Saved data entries:

==============================

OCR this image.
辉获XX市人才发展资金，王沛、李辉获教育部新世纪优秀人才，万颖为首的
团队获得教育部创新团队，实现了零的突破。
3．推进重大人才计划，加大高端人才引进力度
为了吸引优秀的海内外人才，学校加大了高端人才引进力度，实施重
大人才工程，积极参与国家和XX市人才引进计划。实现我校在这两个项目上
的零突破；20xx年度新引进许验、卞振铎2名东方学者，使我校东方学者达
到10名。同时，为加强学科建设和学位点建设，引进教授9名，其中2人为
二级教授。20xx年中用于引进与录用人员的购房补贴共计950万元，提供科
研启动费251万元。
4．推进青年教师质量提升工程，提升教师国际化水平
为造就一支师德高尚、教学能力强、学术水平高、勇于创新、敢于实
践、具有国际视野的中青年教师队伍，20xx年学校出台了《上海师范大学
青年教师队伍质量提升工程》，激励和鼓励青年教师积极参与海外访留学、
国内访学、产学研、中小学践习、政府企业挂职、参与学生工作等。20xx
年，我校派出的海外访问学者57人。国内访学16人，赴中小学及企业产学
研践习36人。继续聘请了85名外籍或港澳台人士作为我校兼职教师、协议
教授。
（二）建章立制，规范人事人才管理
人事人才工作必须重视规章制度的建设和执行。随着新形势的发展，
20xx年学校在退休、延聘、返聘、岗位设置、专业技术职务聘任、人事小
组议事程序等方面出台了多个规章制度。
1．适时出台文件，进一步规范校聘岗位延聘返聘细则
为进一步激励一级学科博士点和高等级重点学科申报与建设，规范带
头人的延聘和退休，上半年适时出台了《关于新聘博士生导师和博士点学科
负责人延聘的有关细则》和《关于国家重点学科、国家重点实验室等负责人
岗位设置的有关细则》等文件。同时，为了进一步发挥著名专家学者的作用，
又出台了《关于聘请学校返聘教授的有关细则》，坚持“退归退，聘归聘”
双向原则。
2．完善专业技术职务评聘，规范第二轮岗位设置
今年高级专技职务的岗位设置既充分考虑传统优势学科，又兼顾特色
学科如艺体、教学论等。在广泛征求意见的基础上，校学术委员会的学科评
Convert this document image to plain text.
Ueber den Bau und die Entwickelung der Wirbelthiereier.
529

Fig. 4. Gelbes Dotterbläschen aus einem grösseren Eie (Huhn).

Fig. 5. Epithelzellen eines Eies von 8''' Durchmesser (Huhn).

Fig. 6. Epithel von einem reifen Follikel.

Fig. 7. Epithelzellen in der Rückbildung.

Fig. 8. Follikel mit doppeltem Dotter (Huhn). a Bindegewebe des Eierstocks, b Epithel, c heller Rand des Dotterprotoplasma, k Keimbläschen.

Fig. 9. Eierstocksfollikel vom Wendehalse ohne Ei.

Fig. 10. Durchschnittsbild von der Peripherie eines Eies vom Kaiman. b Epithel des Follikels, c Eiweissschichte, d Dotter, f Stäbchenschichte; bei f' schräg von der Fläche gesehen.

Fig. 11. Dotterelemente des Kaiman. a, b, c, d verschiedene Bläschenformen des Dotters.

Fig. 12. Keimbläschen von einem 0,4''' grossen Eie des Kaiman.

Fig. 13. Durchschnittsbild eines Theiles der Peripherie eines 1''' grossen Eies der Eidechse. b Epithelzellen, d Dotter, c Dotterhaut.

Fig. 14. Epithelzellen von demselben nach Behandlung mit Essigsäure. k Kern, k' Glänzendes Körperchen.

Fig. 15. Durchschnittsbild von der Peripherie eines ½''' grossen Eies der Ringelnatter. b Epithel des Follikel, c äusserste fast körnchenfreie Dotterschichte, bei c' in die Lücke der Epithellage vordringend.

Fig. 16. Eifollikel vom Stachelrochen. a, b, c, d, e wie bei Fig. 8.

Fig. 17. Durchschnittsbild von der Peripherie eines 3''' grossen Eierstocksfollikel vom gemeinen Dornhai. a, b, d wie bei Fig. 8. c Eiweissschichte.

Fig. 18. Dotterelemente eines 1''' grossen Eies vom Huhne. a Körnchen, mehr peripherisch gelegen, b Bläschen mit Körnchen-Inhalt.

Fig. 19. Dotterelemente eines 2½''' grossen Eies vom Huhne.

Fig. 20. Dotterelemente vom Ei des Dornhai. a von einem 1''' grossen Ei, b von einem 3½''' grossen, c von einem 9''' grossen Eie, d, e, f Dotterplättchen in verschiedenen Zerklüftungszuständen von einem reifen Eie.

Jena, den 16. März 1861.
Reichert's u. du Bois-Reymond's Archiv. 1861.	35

==============================

**GIVEN PROBLEM**
From the data above, count the lines where "Durchschnittsbild" occurs and give that figure and nothing else.

**FULL ANSWER**
4